[REQUIREMENT]
Report how many lines hold the string "Joaõ". Give the number and nothing else.

---------------

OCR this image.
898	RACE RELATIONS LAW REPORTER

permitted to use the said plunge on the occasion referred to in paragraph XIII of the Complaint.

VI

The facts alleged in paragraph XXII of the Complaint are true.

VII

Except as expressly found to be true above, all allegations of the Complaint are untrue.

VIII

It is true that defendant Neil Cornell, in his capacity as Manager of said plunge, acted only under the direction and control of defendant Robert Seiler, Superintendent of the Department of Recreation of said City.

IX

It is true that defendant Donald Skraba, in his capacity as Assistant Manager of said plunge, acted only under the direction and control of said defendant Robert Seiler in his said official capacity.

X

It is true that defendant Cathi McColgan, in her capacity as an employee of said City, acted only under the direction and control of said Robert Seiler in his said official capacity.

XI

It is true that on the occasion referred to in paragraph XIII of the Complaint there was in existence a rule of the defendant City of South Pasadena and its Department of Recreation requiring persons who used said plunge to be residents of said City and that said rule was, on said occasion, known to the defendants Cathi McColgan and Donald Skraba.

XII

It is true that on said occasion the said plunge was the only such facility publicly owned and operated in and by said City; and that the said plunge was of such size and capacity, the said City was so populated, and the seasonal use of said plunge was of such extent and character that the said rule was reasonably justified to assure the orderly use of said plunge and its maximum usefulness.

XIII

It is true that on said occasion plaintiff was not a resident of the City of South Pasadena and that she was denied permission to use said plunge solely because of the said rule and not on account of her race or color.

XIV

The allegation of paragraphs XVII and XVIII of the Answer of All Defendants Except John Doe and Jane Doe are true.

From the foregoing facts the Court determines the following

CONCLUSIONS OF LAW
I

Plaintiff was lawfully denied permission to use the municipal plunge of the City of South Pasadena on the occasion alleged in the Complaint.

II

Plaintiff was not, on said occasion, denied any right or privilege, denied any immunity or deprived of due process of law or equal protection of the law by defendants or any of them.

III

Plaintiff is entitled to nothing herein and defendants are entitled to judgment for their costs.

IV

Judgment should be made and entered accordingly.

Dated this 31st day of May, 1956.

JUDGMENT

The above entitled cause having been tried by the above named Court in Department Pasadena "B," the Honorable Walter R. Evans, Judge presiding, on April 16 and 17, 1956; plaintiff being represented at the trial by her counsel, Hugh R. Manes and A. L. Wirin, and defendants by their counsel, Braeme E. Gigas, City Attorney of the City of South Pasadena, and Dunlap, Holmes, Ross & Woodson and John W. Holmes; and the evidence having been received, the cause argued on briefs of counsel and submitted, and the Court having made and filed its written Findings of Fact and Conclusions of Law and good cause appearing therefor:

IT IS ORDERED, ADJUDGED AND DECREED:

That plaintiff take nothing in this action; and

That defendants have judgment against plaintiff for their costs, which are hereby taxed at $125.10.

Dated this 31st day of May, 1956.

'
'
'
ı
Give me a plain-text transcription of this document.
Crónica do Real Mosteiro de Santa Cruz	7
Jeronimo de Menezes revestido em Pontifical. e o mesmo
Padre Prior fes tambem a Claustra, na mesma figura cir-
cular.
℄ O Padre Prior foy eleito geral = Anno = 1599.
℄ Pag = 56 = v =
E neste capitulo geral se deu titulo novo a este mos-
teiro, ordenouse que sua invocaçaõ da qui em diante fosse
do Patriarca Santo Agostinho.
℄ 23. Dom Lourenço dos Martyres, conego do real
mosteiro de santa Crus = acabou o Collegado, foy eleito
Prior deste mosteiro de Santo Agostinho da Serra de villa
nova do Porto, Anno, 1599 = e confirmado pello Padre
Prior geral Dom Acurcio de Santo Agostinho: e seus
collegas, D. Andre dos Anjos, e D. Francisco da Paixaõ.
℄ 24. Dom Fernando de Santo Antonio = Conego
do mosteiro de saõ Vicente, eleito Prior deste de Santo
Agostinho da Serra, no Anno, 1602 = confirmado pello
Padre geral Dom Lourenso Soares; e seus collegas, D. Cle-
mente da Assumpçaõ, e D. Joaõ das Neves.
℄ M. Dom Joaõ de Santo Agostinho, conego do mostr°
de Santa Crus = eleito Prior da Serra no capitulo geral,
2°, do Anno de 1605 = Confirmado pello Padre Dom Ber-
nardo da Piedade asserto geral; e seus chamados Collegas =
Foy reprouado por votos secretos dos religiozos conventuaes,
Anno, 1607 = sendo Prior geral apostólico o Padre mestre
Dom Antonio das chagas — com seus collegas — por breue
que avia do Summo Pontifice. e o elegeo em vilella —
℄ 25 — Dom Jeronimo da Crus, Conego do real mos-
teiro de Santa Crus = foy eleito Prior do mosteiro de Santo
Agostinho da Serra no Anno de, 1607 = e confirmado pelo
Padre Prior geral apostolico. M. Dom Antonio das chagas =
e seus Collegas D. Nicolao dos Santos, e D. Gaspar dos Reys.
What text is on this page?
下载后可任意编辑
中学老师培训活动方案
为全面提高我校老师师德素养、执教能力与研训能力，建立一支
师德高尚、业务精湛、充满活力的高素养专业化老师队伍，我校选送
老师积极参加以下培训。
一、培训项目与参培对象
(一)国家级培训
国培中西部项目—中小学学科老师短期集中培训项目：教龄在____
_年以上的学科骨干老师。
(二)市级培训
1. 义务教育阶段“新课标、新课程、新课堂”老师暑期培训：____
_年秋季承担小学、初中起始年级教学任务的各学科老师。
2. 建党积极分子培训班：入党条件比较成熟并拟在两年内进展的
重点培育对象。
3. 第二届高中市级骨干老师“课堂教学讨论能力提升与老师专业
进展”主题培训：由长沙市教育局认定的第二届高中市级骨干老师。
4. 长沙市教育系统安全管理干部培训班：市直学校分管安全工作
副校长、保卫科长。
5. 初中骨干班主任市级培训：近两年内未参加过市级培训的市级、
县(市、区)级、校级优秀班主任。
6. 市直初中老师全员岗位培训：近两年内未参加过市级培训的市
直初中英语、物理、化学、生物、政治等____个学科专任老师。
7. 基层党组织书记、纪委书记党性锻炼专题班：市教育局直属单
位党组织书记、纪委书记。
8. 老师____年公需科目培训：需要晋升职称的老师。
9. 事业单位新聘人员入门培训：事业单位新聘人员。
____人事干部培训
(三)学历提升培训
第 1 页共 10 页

---------------

[SOLVED EXERCISE]
2